Part of a data file
## begin

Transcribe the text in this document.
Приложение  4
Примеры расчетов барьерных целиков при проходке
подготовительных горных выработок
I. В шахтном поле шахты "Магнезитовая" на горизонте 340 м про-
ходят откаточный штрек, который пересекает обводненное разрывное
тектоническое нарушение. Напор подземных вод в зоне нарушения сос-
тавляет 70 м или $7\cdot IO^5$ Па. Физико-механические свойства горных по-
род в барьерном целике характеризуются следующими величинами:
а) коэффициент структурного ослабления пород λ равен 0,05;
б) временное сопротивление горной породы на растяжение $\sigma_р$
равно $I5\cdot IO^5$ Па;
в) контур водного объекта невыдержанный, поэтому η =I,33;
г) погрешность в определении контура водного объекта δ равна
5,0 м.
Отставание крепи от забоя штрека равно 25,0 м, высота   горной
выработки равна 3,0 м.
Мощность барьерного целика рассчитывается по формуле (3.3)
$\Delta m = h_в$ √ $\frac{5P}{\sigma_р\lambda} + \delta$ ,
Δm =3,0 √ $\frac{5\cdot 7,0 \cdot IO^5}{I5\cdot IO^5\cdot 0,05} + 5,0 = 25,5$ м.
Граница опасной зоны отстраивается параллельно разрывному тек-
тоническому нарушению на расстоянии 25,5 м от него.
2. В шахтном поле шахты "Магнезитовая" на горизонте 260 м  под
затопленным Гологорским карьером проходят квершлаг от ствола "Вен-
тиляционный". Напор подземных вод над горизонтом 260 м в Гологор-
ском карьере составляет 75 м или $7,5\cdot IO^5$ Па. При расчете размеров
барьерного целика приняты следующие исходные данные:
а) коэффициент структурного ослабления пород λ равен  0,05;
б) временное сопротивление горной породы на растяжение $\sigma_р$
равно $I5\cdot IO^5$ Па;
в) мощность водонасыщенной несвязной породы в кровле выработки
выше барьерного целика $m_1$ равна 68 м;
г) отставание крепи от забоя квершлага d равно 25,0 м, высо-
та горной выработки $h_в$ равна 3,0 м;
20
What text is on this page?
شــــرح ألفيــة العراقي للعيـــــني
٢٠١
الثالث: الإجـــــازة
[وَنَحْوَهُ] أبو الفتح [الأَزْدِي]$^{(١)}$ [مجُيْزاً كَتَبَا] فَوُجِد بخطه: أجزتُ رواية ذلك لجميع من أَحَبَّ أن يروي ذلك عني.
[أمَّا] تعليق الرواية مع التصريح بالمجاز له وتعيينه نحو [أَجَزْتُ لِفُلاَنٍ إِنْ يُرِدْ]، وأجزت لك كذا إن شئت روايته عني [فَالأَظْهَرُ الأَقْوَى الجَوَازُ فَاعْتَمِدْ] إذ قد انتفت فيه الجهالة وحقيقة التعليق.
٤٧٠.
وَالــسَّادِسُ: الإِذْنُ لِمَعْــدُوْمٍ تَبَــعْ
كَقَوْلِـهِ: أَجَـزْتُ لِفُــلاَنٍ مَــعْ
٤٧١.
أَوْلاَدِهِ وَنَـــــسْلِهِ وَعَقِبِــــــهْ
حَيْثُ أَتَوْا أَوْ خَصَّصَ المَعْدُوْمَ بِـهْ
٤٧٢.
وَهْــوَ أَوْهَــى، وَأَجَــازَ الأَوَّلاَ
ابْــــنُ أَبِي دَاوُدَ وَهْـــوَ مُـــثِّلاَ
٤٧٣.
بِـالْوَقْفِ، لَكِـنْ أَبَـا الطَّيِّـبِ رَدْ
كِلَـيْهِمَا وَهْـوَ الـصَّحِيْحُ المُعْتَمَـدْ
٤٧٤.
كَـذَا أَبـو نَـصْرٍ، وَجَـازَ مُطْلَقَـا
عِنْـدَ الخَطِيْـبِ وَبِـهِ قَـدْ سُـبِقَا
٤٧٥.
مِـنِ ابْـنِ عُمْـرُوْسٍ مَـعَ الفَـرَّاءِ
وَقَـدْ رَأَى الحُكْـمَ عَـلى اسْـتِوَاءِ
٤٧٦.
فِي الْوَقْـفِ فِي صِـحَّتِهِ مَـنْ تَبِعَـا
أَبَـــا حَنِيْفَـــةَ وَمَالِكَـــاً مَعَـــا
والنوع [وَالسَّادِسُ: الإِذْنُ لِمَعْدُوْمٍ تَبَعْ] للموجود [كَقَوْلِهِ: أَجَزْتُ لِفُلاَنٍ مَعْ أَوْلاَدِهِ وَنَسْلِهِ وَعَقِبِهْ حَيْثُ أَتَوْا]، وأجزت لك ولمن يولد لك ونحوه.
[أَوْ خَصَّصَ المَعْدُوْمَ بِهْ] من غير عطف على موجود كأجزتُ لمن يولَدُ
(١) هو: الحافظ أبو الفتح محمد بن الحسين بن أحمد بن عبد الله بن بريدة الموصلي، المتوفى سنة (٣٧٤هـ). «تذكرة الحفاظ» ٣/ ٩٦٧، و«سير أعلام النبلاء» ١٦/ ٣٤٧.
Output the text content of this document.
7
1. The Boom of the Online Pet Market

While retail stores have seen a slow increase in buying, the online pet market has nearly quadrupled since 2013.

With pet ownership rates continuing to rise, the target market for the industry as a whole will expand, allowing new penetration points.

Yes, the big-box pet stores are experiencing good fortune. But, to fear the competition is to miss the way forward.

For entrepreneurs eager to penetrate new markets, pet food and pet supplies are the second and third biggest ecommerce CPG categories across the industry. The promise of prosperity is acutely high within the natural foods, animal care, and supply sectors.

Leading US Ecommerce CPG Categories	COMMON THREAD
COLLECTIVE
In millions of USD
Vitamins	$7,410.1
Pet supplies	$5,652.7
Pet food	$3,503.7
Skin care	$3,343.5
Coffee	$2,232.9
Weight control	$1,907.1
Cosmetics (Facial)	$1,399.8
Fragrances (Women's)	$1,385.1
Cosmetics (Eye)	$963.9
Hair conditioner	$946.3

## end

What you are asked to do:
Nothing in the listing may be changed; retype it all exactly.

Problem solution:
Transcribe the text in this document.
Приложение  4
Примеры расчетов барьерных целиков при проходке
подготовительных горных выработок
I. В шахтном поле шахты "Магнезитовая" на горизонте 340 м про-
ходят откаточный штрек, который пересекает обводненное разрывное
тектоническое нарушение. Напор подземных вод в зоне нарушения сос-
тавляет 70 м или $7\cdot IO^5$ Па. Физико-механические свойства горных по-
род в барьерном целике характеризуются следующими величинами:
а) коэффициент структурного ослабления пород λ равен 0,05;
б) временное сопротивление горной породы на растяжение $\sigma_р$
равно $I5\cdot IO^5$ Па;
в) контур водного объекта невыдержанный, поэтому η =I,33;
г) погрешность в определении контура водного объекта δ равна
5,0 м.
Отставание крепи от забоя штрека равно 25,0 м, высота   горной
выработки равна 3,0 м.
Мощность барьерного целика рассчитывается по формуле (3.3)
$\Delta m = h_в$ √ $\frac{5P}{\sigma_р\lambda} + \delta$ ,
Δm =3,0 √ $\frac{5\cdot 7,0 \cdot IO^5}{I5\cdot IO^5\cdot 0,05} + 5,0 = 25,5$ м.
Граница опасной зоны отстраивается параллельно разрывному тек-
тоническому нарушению на расстоянии 25,5 м от него.
2. В шахтном поле шахты "Магнезитовая" на горизонте 260 м  под
затопленным Гологорским карьером проходят квершлаг от ствола "Вен-
тиляционный". Напор подземных вод над горизонтом 260 м в Гологор-
ском карьере составляет 75 м или $7,5\cdot IO^5$ Па. При расчете размеров
барьерного целика приняты следующие исходные данные:
а) коэффициент структурного ослабления пород λ равен  0,05;
б) временное сопротивление горной породы на растяжение $\sigma_р$
равно $I5\cdot IO^5$ Па;
в) мощность водонасыщенной несвязной породы в кровле выработки
выше барьерного целика $m_1$ равна 68 м;
г) отставание крепи от забоя квершлага d равно 25,0 м, высо-
та горной выработки $h_в$ равна 3,0 м;
20
What text is on this page?
شــــرح ألفيــة العراقي للعيـــــني
٢٠١
الثالث: الإجـــــازة
[وَنَحْوَهُ] أبو الفتح [الأَزْدِي]$^{(١)}$ [مجُيْزاً كَتَبَا] فَوُجِد بخطه: أجزتُ رواية ذلك لجميع من أَحَبَّ أن يروي ذلك عني.
[أمَّا] تعليق الرواية مع التصريح بالمجاز له وتعيينه نحو [أَجَزْتُ لِفُلاَنٍ إِنْ يُرِدْ]، وأجزت لك كذا إن شئت روايته عني [فَالأَظْهَرُ الأَقْوَى الجَوَازُ فَاعْتَمِدْ] إذ قد انتفت فيه الجهالة وحقيقة التعليق.
٤٧٠.
وَالــسَّادِسُ: الإِذْنُ لِمَعْــدُوْمٍ تَبَــعْ
كَقَوْلِـهِ: أَجَـزْتُ لِفُــلاَنٍ مَــعْ
٤٧١.
أَوْلاَدِهِ وَنَـــــسْلِهِ وَعَقِبِــــــهْ
حَيْثُ أَتَوْا أَوْ خَصَّصَ المَعْدُوْمَ بِـهْ
٤٧٢.
وَهْــوَ أَوْهَــى، وَأَجَــازَ الأَوَّلاَ
ابْــــنُ أَبِي دَاوُدَ وَهْـــوَ مُـــثِّلاَ
٤٧٣.
بِـالْوَقْفِ، لَكِـنْ أَبَـا الطَّيِّـبِ رَدْ
كِلَـيْهِمَا وَهْـوَ الـصَّحِيْحُ المُعْتَمَـدْ
٤٧٤.
كَـذَا أَبـو نَـصْرٍ، وَجَـازَ مُطْلَقَـا
عِنْـدَ الخَطِيْـبِ وَبِـهِ قَـدْ سُـبِقَا
٤٧٥.
مِـنِ ابْـنِ عُمْـرُوْسٍ مَـعَ الفَـرَّاءِ
وَقَـدْ رَأَى الحُكْـمَ عَـلى اسْـتِوَاءِ
٤٧٦.
فِي الْوَقْـفِ فِي صِـحَّتِهِ مَـنْ تَبِعَـا
أَبَـــا حَنِيْفَـــةَ وَمَالِكَـــاً مَعَـــا
والنوع [وَالسَّادِسُ: الإِذْنُ لِمَعْدُوْمٍ تَبَعْ] للموجود [كَقَوْلِهِ: أَجَزْتُ لِفُلاَنٍ مَعْ أَوْلاَدِهِ وَنَسْلِهِ وَعَقِبِهْ حَيْثُ أَتَوْا]، وأجزت لك ولمن يولد لك ونحوه.
[أَوْ خَصَّصَ المَعْدُوْمَ بِهْ] من غير عطف على موجود كأجزتُ لمن يولَدُ
(١) هو: الحافظ أبو الفتح محمد بن الحسين بن أحمد بن عبد الله بن بريدة الموصلي، المتوفى سنة (٣٧٤هـ). «تذكرة الحفاظ» ٣/ ٩٦٧، و«سير أعلام النبلاء» ١٦/ ٣٤٧.
Output the text content of this document.
7
1. The Boom of the Online Pet Market

While retail stores have seen a slow increase in buying, the online pet market has nearly quadrupled since 2013.

With pet ownership rates continuing to rise, the target market for the industry as a whole will expand, allowing new penetration points.

Yes, the big-box pet stores are experiencing good fortune. But, to fear the competition is to miss the way forward.

For entrepreneurs eager to penetrate new markets, pet food and pet supplies are the second and third biggest ecommerce CPG categories across the industry. The promise of prosperity is acutely high within the natural foods, animal care, and supply sectors.

Leading US Ecommerce CPG Categories	COMMON THREAD
COLLECTIVE
In millions of USD
Vitamins	$7,410.1
Pet supplies	$5,652.7
Pet food	$3,503.7
Skin care	$3,343.5
Coffee	$2,232.9
Weight control	$1,907.1
Cosmetics (Facial)	$1,399.8
Fragrances (Women's)	$1,385.1
Cosmetics (Eye)	$963.9
Hair conditioner	$946.3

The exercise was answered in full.